(Items from a dataset)

───

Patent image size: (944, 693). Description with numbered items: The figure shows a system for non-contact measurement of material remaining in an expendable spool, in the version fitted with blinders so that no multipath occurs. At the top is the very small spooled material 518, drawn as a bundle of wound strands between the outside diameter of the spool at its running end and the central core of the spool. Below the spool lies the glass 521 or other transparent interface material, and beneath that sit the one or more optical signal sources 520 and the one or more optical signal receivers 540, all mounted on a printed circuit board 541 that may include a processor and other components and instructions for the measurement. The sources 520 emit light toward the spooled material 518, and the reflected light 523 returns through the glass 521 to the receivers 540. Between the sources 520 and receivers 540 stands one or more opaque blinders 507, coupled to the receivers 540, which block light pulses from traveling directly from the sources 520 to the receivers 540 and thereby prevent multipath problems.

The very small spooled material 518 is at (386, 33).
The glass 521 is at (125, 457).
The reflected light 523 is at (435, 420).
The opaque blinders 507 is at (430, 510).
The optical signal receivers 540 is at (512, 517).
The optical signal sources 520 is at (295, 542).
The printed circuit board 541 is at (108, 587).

───

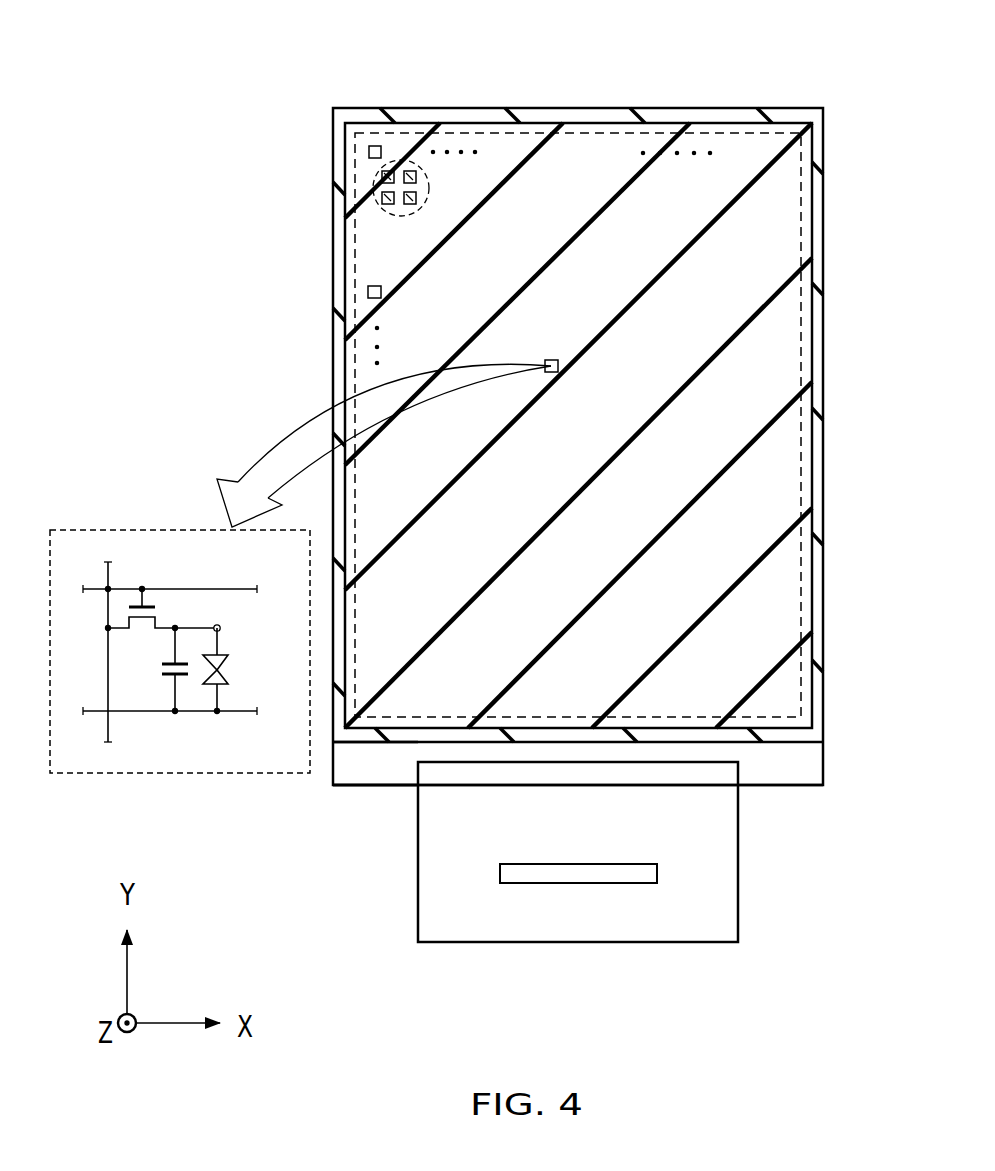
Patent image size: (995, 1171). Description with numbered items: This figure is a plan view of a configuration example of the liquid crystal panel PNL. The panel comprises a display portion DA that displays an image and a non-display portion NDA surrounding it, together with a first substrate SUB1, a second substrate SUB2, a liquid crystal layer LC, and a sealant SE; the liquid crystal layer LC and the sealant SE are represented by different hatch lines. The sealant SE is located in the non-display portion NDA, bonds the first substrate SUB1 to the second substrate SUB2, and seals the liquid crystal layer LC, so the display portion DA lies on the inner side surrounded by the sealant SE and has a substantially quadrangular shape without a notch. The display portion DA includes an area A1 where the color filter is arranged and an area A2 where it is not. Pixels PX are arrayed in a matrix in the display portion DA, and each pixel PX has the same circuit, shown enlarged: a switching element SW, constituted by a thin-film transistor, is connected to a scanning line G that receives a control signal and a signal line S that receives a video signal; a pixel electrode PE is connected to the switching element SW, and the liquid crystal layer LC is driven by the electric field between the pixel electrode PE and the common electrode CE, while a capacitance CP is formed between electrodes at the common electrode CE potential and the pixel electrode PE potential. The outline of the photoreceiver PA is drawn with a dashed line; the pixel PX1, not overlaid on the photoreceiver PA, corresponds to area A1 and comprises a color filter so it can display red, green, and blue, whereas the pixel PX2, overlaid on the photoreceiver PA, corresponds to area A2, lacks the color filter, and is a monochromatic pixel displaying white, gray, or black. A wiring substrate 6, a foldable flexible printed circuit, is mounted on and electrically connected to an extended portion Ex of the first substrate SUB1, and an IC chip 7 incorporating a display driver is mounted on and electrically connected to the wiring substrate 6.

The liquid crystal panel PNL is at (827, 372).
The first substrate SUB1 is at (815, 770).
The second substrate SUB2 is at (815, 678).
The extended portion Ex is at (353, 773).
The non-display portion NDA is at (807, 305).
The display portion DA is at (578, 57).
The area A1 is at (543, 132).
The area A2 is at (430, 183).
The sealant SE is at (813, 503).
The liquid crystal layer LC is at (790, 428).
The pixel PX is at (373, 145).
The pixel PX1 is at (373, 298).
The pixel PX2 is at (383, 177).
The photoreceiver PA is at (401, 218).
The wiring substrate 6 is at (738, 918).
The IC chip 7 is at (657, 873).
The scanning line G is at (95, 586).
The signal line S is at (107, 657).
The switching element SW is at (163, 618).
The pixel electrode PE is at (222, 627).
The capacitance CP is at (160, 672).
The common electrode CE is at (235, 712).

───

• [REQUEST] Please revise the stretch of lines from the one containing "Patent image size: (944, 693)." through the one containing "The optical signal receivers", replacing "multipath" with "multi-path" and leaving everything else unchanged.

• [OUTPUT FOR THIS EXERCISE]
Patent image size: (944, 693). Description with numbered items: The figure shows a system for non-contact measurement of material remaining in an expendable spool, in the version fitted with blinders so that no multi-path occurs. At the top is the very small spooled material 518, drawn as a bundle of wound strands between the outside diameter of the spool at its running end and the central core of the spool. Below the spool lies the glass 521 or other transparent interface material, and beneath that sit the one or more optical signal sources 520 and the one or more optical signal receivers 540, all mounted on a printed circuit board 541 that may include a processor and other components and instructions for the measurement. The sources 520 emit light toward the spooled material 518, and the reflected light 523 returns through the glass 521 to the receivers 540. Between the sources 520 and receivers 540 stands one or more opaque blinders 507, coupled to the receivers 540, which block light pulses from traveling directly from the sources 520 to the receivers 540 and thereby prevent multi-path problems.

The very small spooled material 518 is at (386, 33).
The glass 521 is at (125, 457).
The reflected light 523 is at (435, 420).
The opaque blinders 507 is at (430, 510).
The optical signal receivers 540 is at (512, 517).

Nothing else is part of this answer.